TASK PROMPT: Copy out the data below verbatim.
* Start MATERIAL SUPPLIED *
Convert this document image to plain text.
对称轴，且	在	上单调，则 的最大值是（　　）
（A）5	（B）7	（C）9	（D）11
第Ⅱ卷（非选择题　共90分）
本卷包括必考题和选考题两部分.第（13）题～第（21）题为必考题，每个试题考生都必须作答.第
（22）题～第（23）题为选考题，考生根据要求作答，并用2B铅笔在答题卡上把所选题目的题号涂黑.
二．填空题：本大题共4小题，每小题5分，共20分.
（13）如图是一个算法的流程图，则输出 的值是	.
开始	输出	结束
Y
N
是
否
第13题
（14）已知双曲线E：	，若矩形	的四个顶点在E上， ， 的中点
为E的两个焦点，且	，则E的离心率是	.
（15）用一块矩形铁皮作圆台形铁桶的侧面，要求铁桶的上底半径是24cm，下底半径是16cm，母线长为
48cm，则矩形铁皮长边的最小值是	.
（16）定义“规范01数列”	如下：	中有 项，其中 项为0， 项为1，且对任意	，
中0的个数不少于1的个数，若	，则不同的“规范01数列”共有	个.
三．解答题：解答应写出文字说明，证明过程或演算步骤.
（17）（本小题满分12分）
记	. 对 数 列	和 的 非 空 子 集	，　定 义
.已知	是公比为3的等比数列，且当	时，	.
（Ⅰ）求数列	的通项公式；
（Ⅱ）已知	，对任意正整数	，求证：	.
* End MATERIAL SUPPLIED *
RESPONSE:
Convert this document image to plain text.
对称轴，且	在	上单调，则 的最大值是（　　）
（A）5	（B）7	（C）9	（D）11
第Ⅱ卷（非选择题　共90分）
本卷包括必考题和选考题两部分.第（13）题～第（21）题为必考题，每个试题考生都必须作答.第
（22）题～第（23）题为选考题，考生根据要求作答，并用2B铅笔在答题卡上把所选题目的题号涂黑.
二．填空题：本大题共4小题，每小题5分，共20分.
（13）如图是一个算法的流程图，则输出 的值是	.
开始	输出	结束
Y
N
是
否
第13题
（14）已知双曲线E：	，若矩形	的四个顶点在E上， ， 的中点
为E的两个焦点，且	，则E的离心率是	.
（15）用一块矩形铁皮作圆台形铁桶的侧面，要求铁桶的上底半径是24cm，下底半径是16cm，母线长为
48cm，则矩形铁皮长边的最小值是	.
（16）定义“规范01数列”	如下：	中有 项，其中 项为0， 项为1，且对任意	，
中0的个数不少于1的个数，若	，则不同的“规范01数列”共有	个.
三．解答题：解答应写出文字说明，证明过程或演算步骤.
（17）（本小题满分12分）
记	. 对 数 列	和 的 非 空 子 集	，　定 义
.已知	是公比为3的等比数列，且当	时，	.
（Ⅰ）求数列	的通项公式；
（Ⅱ）已知	，对任意正整数	，求证：	.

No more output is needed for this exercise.